'''
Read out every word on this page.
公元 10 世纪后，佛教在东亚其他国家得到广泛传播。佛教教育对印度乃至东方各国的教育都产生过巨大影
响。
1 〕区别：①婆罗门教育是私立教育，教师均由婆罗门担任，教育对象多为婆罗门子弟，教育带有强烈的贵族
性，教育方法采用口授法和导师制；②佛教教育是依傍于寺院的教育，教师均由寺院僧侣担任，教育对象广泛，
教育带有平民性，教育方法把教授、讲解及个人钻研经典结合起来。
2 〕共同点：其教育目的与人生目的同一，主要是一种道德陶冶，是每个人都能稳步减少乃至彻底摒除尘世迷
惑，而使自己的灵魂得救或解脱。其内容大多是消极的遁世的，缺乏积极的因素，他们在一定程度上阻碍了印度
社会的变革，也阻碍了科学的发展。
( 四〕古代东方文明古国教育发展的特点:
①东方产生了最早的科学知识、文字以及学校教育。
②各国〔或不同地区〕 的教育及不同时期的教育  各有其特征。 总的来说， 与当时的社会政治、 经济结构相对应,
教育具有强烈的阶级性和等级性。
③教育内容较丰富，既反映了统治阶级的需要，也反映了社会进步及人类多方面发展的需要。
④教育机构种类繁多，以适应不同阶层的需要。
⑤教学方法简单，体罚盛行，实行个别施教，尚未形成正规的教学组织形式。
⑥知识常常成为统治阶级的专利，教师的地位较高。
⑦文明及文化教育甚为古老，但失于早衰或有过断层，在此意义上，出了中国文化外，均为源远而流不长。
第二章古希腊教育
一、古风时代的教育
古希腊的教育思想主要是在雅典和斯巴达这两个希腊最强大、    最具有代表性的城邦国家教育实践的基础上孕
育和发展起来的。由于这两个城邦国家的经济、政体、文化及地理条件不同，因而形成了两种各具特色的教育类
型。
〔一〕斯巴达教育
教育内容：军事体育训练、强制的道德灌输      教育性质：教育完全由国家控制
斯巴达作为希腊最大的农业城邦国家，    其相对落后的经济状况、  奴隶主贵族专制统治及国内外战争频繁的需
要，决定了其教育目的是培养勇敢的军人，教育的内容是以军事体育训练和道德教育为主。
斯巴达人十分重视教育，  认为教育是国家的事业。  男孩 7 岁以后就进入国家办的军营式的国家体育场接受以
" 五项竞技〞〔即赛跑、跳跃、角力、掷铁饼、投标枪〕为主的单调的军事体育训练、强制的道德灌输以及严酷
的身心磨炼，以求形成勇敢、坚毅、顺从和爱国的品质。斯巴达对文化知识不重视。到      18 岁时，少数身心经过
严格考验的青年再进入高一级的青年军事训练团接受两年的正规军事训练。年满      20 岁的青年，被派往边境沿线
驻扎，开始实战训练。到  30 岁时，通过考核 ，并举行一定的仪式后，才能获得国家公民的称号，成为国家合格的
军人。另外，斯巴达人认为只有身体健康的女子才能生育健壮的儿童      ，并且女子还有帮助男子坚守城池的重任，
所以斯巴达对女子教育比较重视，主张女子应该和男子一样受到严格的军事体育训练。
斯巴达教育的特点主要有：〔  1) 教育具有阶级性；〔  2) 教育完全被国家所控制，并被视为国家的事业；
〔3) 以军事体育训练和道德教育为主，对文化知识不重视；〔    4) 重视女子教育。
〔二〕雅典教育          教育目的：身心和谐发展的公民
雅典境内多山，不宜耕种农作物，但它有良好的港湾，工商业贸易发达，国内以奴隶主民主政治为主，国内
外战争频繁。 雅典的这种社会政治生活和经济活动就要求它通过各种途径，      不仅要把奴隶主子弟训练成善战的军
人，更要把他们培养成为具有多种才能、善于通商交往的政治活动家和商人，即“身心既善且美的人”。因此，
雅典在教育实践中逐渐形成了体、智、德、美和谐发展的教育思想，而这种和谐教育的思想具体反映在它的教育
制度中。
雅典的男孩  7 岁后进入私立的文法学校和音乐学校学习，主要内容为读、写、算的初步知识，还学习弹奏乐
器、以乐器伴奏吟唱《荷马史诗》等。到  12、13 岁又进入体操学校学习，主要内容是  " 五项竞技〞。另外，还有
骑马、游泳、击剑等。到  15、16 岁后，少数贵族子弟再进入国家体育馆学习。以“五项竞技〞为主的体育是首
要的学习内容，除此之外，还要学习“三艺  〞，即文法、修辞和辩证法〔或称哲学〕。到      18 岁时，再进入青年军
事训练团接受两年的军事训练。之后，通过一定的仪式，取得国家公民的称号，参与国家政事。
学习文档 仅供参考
'''
From the records above, extract everything verbatim.

Read out every word on this page.
公元 10 世纪后，佛教在东亚其他国家得到广泛传播。佛教教育对印度乃至东方各国的教育都产生过巨大影
响。
1 〕区别：①婆罗门教育是私立教育，教师均由婆罗门担任，教育对象多为婆罗门子弟，教育带有强烈的贵族
性，教育方法采用口授法和导师制；②佛教教育是依傍于寺院的教育，教师均由寺院僧侣担任，教育对象广泛，
教育带有平民性，教育方法把教授、讲解及个人钻研经典结合起来。
2 〕共同点：其教育目的与人生目的同一，主要是一种道德陶冶，是每个人都能稳步减少乃至彻底摒除尘世迷
惑，而使自己的灵魂得救或解脱。其内容大多是消极的遁世的，缺乏积极的因素，他们在一定程度上阻碍了印度
社会的变革，也阻碍了科学的发展。
( 四〕古代东方文明古国教育发展的特点:
①东方产生了最早的科学知识、文字以及学校教育。
②各国〔或不同地区〕 的教育及不同时期的教育  各有其特征。 总的来说， 与当时的社会政治、 经济结构相对应,
教育具有强烈的阶级性和等级性。
③教育内容较丰富，既反映了统治阶级的需要，也反映了社会进步及人类多方面发展的需要。
④教育机构种类繁多，以适应不同阶层的需要。
⑤教学方法简单，体罚盛行，实行个别施教，尚未形成正规的教学组织形式。
⑥知识常常成为统治阶级的专利，教师的地位较高。
⑦文明及文化教育甚为古老，但失于早衰或有过断层，在此意义上，出了中国文化外，均为源远而流不长。
第二章古希腊教育
一、古风时代的教育
古希腊的教育思想主要是在雅典和斯巴达这两个希腊最强大、    最具有代表性的城邦国家教育实践的基础上孕
育和发展起来的。由于这两个城邦国家的经济、政体、文化及地理条件不同，因而形成了两种各具特色的教育类
型。
〔一〕斯巴达教育
教育内容：军事体育训练、强制的道德灌输      教育性质：教育完全由国家控制
斯巴达作为希腊最大的农业城邦国家，    其相对落后的经济状况、  奴隶主贵族专制统治及国内外战争频繁的需
要，决定了其教育目的是培养勇敢的军人，教育的内容是以军事体育训练和道德教育为主。
斯巴达人十分重视教育，  认为教育是国家的事业。  男孩 7 岁以后就进入国家办的军营式的国家体育场接受以
" 五项竞技〞〔即赛跑、跳跃、角力、掷铁饼、投标枪〕为主的单调的军事体育训练、强制的道德灌输以及严酷
的身心磨炼，以求形成勇敢、坚毅、顺从和爱国的品质。斯巴达对文化知识不重视。到      18 岁时，少数身心经过
严格考验的青年再进入高一级的青年军事训练团接受两年的正规军事训练。年满      20 岁的青年，被派往边境沿线
驻扎，开始实战训练。到  30 岁时，通过考核 ，并举行一定的仪式后，才能获得国家公民的称号，成为国家合格的
军人。另外，斯巴达人认为只有身体健康的女子才能生育健壮的儿童      ，并且女子还有帮助男子坚守城池的重任，
所以斯巴达对女子教育比较重视，主张女子应该和男子一样受到严格的军事体育训练。
斯巴达教育的特点主要有：〔  1) 教育具有阶级性；〔  2) 教育完全被国家所控制，并被视为国家的事业；
〔3) 以军事体育训练和道德教育为主，对文化知识不重视；〔    4) 重视女子教育。
〔二〕雅典教育          教育目的：身心和谐发展的公民
雅典境内多山，不宜耕种农作物，但它有良好的港湾，工商业贸易发达，国内以奴隶主民主政治为主，国内
外战争频繁。 雅典的这种社会政治生活和经济活动就要求它通过各种途径，      不仅要把奴隶主子弟训练成善战的军
人，更要把他们培养成为具有多种才能、善于通商交往的政治活动家和商人，即“身心既善且美的人”。因此，
雅典在教育实践中逐渐形成了体、智、德、美和谐发展的教育思想，而这种和谐教育的思想具体反映在它的教育
制度中。
雅典的男孩  7 岁后进入私立的文法学校和音乐学校学习，主要内容为读、写、算的初步知识，还学习弹奏乐
器、以乐器伴奏吟唱《荷马史诗》等。到  12、13 岁又进入体操学校学习，主要内容是  " 五项竞技〞。另外，还有
骑马、游泳、击剑等。到  15、16 岁后，少数贵族子弟再进入国家体育馆学习。以“五项竞技〞为主的体育是首
要的学习内容，除此之外，还要学习“三艺  〞，即文法、修辞和辩证法〔或称哲学〕。到      18 岁时，再进入青年军
事训练团接受两年的军事训练。之后，通过一定的仪式，取得国家公民的称号，参与国家政事。
学习文档 仅供参考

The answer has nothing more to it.